**Task objective**
Leave the pictures out and print every record below exactly as it stands.
+++ Available records
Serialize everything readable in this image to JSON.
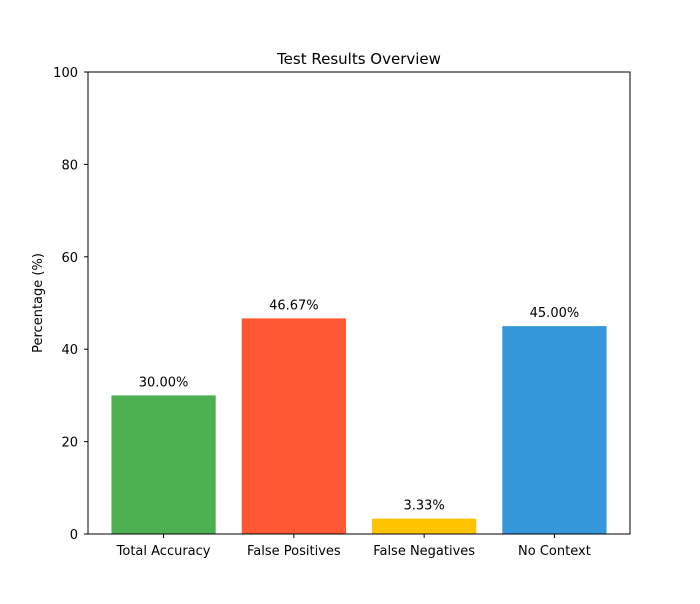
{
  "chart_data": {
    "type": "bar",
    "title": "Test Results Overview",
    "xlabel": "",
    "ylabel": "Percentage (%)",
    "ylim": [
      0,
      100
    ],
    "yticks": [
      0,
      20,
      40,
      60,
      80,
      100
    ],
    "categories": [
      "Total Accuracy",
      "False Positives",
      "False Negatives",
      "No Context"
    ],
    "values": [
      30.0,
      46.67,
      3.33,
      45.0
    ],
    "data_labels": [
      "30.00%",
      "46.67%",
      "3.33%",
      "45.00%"
    ],
    "colors": [
      "#4caf50",
      "#ff5733",
      "#ffc300",
      "#3498db"
    ],
    "grid": false,
    "legend": "none"
  }
}
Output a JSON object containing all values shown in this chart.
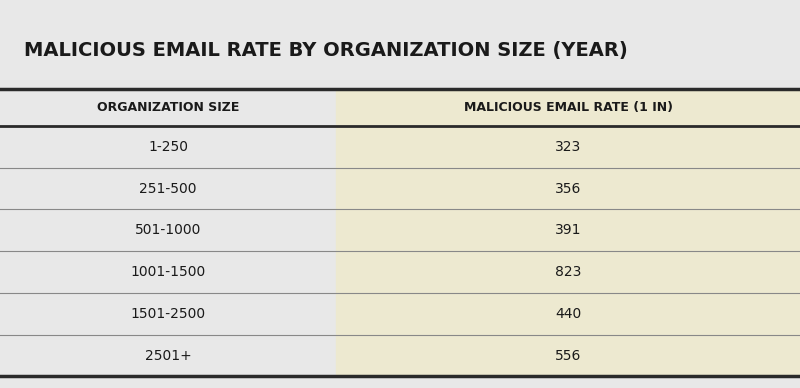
{
  "title": "MALICIOUS EMAIL RATE BY ORGANIZATION SIZE (YEAR)",
  "col1_header": "ORGANIZATION SIZE",
  "col2_header": "MALICIOUS EMAIL RATE (1 IN)",
  "rows": [
    [
      "1-250",
      "323"
    ],
    [
      "251-500",
      "356"
    ],
    [
      "501-1000",
      "391"
    ],
    [
      "1001-1500",
      "823"
    ],
    [
      "1501-2500",
      "440"
    ],
    [
      "2501+",
      "556"
    ]
  ],
  "bg_color": "#e8e8e8",
  "col2_bg_color": "#ede9d0",
  "title_color": "#1a1a1a",
  "header_text_color": "#1a1a1a",
  "cell_text_color": "#1a1a1a",
  "separator_color": "#888888",
  "thick_line_color": "#2a2a2a",
  "title_fontsize": 14,
  "header_fontsize": 9,
  "cell_fontsize": 10,
  "col_split": 0.42
}
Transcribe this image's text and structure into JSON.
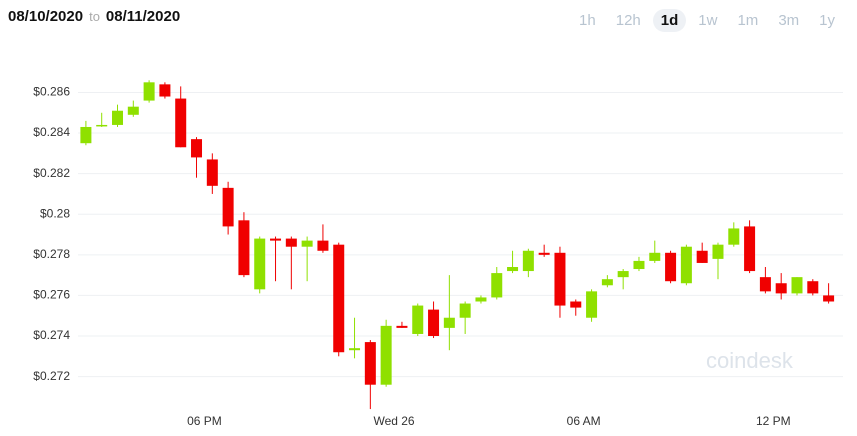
{
  "header": {
    "start": "08/10/2020",
    "separator": "to",
    "end": "08/11/2020"
  },
  "range_buttons": [
    "1h",
    "12h",
    "1d",
    "1w",
    "1m",
    "3m",
    "1y"
  ],
  "active_range": 2,
  "chart_data": {
    "type": "candlestick",
    "watermark": "coindesk",
    "up_color": "#8fe000",
    "down_color": "#f00000",
    "grid": true,
    "categories": [
      null,
      null,
      null,
      null,
      null,
      null,
      null,
      null,
      "06 PM",
      null,
      null,
      null,
      null,
      null,
      null,
      null,
      null,
      null,
      null,
      null,
      "Wed 26",
      null,
      null,
      null,
      null,
      null,
      null,
      null,
      null,
      null,
      null,
      null,
      "06 AM",
      null,
      null,
      null,
      null,
      null,
      null,
      null,
      null,
      null,
      null,
      null,
      "12 PM",
      null,
      null,
      null
    ],
    "open": [
      0.2835,
      0.2844,
      0.2844,
      0.2849,
      0.2856,
      0.2864,
      0.2857,
      0.2837,
      0.2827,
      0.2813,
      0.2797,
      0.2763,
      0.2788,
      0.2788,
      0.2784,
      0.2787,
      0.2785,
      0.2733,
      0.2737,
      0.2716,
      0.2745,
      0.2741,
      0.2753,
      0.2744,
      0.2749,
      0.2757,
      0.2759,
      0.2772,
      0.2772,
      0.2781,
      0.2781,
      0.2757,
      0.2749,
      0.2765,
      0.2769,
      0.2773,
      0.2777,
      0.2781,
      0.2766,
      0.2782,
      0.2778,
      0.2785,
      0.2794,
      0.2769,
      0.2766,
      0.2761,
      0.2767,
      0.276
    ],
    "high": [
      0.2846,
      0.285,
      0.2854,
      0.2856,
      0.2866,
      0.2865,
      0.2863,
      0.2838,
      0.283,
      0.2816,
      0.2801,
      0.2789,
      0.2789,
      0.2789,
      0.2789,
      0.2795,
      0.2786,
      0.2749,
      0.2738,
      0.2748,
      0.2747,
      0.2756,
      0.2757,
      0.277,
      0.2757,
      0.276,
      0.2774,
      0.2782,
      0.2783,
      0.2785,
      0.2784,
      0.2758,
      0.2763,
      0.277,
      0.2773,
      0.2779,
      0.2787,
      0.2782,
      0.2785,
      0.2786,
      0.2786,
      0.2796,
      0.2797,
      0.2774,
      0.2771,
      0.2769,
      0.2768,
      0.2766
    ],
    "low": [
      0.2834,
      0.2843,
      0.2843,
      0.2848,
      0.2855,
      0.2857,
      0.2833,
      0.2818,
      0.281,
      0.279,
      0.2769,
      0.2761,
      0.2767,
      0.2763,
      0.2767,
      0.2781,
      0.273,
      0.2729,
      0.2704,
      0.2715,
      0.2744,
      0.274,
      0.2739,
      0.2733,
      0.2741,
      0.2756,
      0.2758,
      0.2771,
      0.2769,
      0.2779,
      0.2749,
      0.275,
      0.2747,
      0.2764,
      0.2763,
      0.2772,
      0.2776,
      0.2766,
      0.2765,
      0.2776,
      0.2768,
      0.2784,
      0.2771,
      0.2761,
      0.2758,
      0.276,
      0.276,
      0.2756
    ],
    "close": [
      0.2843,
      0.2844,
      0.2851,
      0.2853,
      0.2865,
      0.2858,
      0.2833,
      0.2828,
      0.2814,
      0.2794,
      0.277,
      0.2788,
      0.2787,
      0.2784,
      0.2787,
      0.2782,
      0.2732,
      0.2734,
      0.2716,
      0.2745,
      0.2744,
      0.2755,
      0.274,
      0.2749,
      0.2756,
      0.2759,
      0.2771,
      0.2774,
      0.2782,
      0.278,
      0.2755,
      0.2754,
      0.2762,
      0.2768,
      0.2772,
      0.2777,
      0.2781,
      0.2767,
      0.2784,
      0.2776,
      0.2785,
      0.2793,
      0.2772,
      0.2762,
      0.2761,
      0.2769,
      0.2761,
      0.2757
    ],
    "ylim": [
      0.2706,
      0.2876
    ],
    "yticks": [
      {
        "value": 0.272,
        "label": "$0.272"
      },
      {
        "value": 0.274,
        "label": "$0.274"
      },
      {
        "value": 0.276,
        "label": "$0.276"
      },
      {
        "value": 0.278,
        "label": "$0.278"
      },
      {
        "value": 0.28,
        "label": "$0.28"
      },
      {
        "value": 0.282,
        "label": "$0.282"
      },
      {
        "value": 0.284,
        "label": "$0.284"
      },
      {
        "value": 0.286,
        "label": "$0.286"
      }
    ]
  }
}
++++++
**Response for this exercise**
Serialize everything readable in this image to JSON.
{
  "chart_data": {
    "type": "bar",
    "title": "Test Results Overview",
    "xlabel": "",
    "ylabel": "Percentage (%)",
    "ylim": [
      0,
      100
    ],
    "yticks": [
      0,
      20,
      40,
      60,
      80,
      100
    ],
    "categories": [
      "Total Accuracy",
      "False Positives",
      "False Negatives",
      "No Context"
    ],
    "values": [
      30.0,
      46.67,
      3.33,
      45.0
    ],
    "data_labels": [
      "30.00%",
      "46.67%",
      "3.33%",
      "45.00%"
    ],
    "colors": [
      "#4caf50",
      "#ff5733",
      "#ffc300",
      "#3498db"
    ],
    "grid": false,
    "legend": "none"
  }
}
Output a JSON object containing all values shown in this chart.
{
  "title": "MALICIOUS EMAIL RATE BY ORGANIZATION SIZE (YEAR)",
  "col1_header": "ORGANIZATION SIZE",
  "col2_header": "MALICIOUS EMAIL RATE (1 IN)",
  "rows": [
    [
      "1-250",
      "323"
    ],
    [
      "251-500",
      "356"
    ],
    [
      "501-1000",
      "391"
    ],
    [
      "1001-1500",
      "823"
    ],
    [
      "1501-2500",
      "440"
    ],
    [
      "2501+",
      "556"
    ]
  ],
  "bg_color": "#e8e8e8",
  "col2_bg_color": "#ede9d0",
  "title_color": "#1a1a1a",
  "header_text_color": "#1a1a1a",
  "cell_text_color": "#1a1a1a",
  "separator_color": "#888888",
  "thick_line_color": "#2a2a2a",
  "title_fontsize": 14,
  "header_fontsize": 9,
  "cell_fontsize": 10,
  "col_split": 0.42
}
Transcribe this image's text and structure into JSON.
{
  "header": {
    "start": "08/10/2020",
    "separator": "to",
    "end": "08/11/2020"
  },
  "range_buttons": [
    "1h",
    "12h",
    "1d",
    "1w",
    "1m",
    "3m",
    "1y"
  ],
  "active_range": 2,
  "chart_data": {
    "type": "candlestick",
    "watermark": "coindesk",
    "up_color": "#8fe000",
    "down_color": "#f00000",
    "grid": true,
    "categories": [
      null,
      null,
      null,
      null,
      null,
      null,
      null,
      null,
      "06 PM",
      null,
      null,
      null,
      null,
      null,
      null,
      null,
      null,
      null,
      null,
      null,
      "Wed 26",
      null,
      null,
      null,
      null,
      null,
      null,
      null,
      null,
      null,
      null,
      null,
      "06 AM",
      null,
      null,
      null,
      null,
      null,
      null,
      null,
      null,
      null,
      null,
      null,
      "12 PM",
      null,
      null,
      null
    ],
    "open": [
      0.2835,
      0.2844,
      0.2844,
      0.2849,
      0.2856,
      0.2864,
      0.2857,
      0.2837,
      0.2827,
      0.2813,
      0.2797,
      0.2763,
      0.2788,
      0.2788,
      0.2784,
      0.2787,
      0.2785,
      0.2733,
      0.2737,
      0.2716,
      0.2745,
      0.2741,
      0.2753,
      0.2744,
      0.2749,
      0.2757,
      0.2759,
      0.2772,
      0.2772,
      0.2781,
      0.2781,
      0.2757,
      0.2749,
      0.2765,
      0.2769,
      0.2773,
      0.2777,
      0.2781,
      0.2766,
      0.2782,
      0.2778,
      0.2785,
      0.2794,
      0.2769,
      0.2766,
      0.2761,
      0.2767,
      0.276
    ],
    "high": [
      0.2846,
      0.285,
      0.2854,
      0.2856,
      0.2866,
      0.2865,
      0.2863,
      0.2838,
      0.283,
      0.2816,
      0.2801,
      0.2789,
      0.2789,
      0.2789,
      0.2789,
      0.2795,
      0.2786,
      0.2749,
      0.2738,
      0.2748,
      0.2747,
      0.2756,
      0.2757,
      0.277,
      0.2757,
      0.276,
      0.2774,
      0.2782,
      0.2783,
      0.2785,
      0.2784,
      0.2758,
      0.2763,
      0.277,
      0.2773,
      0.2779,
      0.2787,
      0.2782,
      0.2785,
      0.2786,
      0.2786,
      0.2796,
      0.2797,
      0.2774,
      0.2771,
      0.2769,
      0.2768,
      0.2766
    ],
    "low": [
      0.2834,
      0.2843,
      0.2843,
      0.2848,
      0.2855,
      0.2857,
      0.2833,
      0.2818,
      0.281,
      0.279,
      0.2769,
      0.2761,
      0.2767,
      0.2763,
      0.2767,
      0.2781,
      0.273,
      0.2729,
      0.2704,
      0.2715,
      0.2744,
      0.274,
      0.2739,
      0.2733,
      0.2741,
      0.2756,
      0.2758,
      0.2771,
      0.2769,
      0.2779,
      0.2749,
      0.275,
      0.2747,
      0.2764,
      0.2763,
      0.2772,
      0.2776,
      0.2766,
      0.2765,
      0.2776,
      0.2768,
      0.2784,
      0.2771,
      0.2761,
      0.2758,
      0.276,
      0.276,
      0.2756
    ],
    "close": [
      0.2843,
      0.2844,
      0.2851,
      0.2853,
      0.2865,
      0.2858,
      0.2833,
      0.2828,
      0.2814,
      0.2794,
      0.277,
      0.2788,
      0.2787,
      0.2784,
      0.2787,
      0.2782,
      0.2732,
      0.2734,
      0.2716,
      0.2745,
      0.2744,
      0.2755,
      0.274,
      0.2749,
      0.2756,
      0.2759,
      0.2771,
      0.2774,
      0.2782,
      0.278,
      0.2755,
      0.2754,
      0.2762,
      0.2768,
      0.2772,
      0.2777,
      0.2781,
      0.2767,
      0.2784,
      0.2776,
      0.2785,
      0.2793,
      0.2772,
      0.2762,
      0.2761,
      0.2769,
      0.2761,
      0.2757
    ],
    "ylim": [
      0.2706,
      0.2876
    ],
    "yticks": [
      {
        "value": 0.272,
        "label": "$0.272"
      },
      {
        "value": 0.274,
        "label": "$0.274"
      },
      {
        "value": 0.276,
        "label": "$0.276"
      },
      {
        "value": 0.278,
        "label": "$0.278"
      },
      {
        "value": 0.28,
        "label": "$0.28"
      },
      {
        "value": 0.282,
        "label": "$0.282"
      },
      {
        "value": 0.284,
        "label": "$0.284"
      },
      {
        "value": 0.286,
        "label": "$0.286"
      }
    ]
  }
}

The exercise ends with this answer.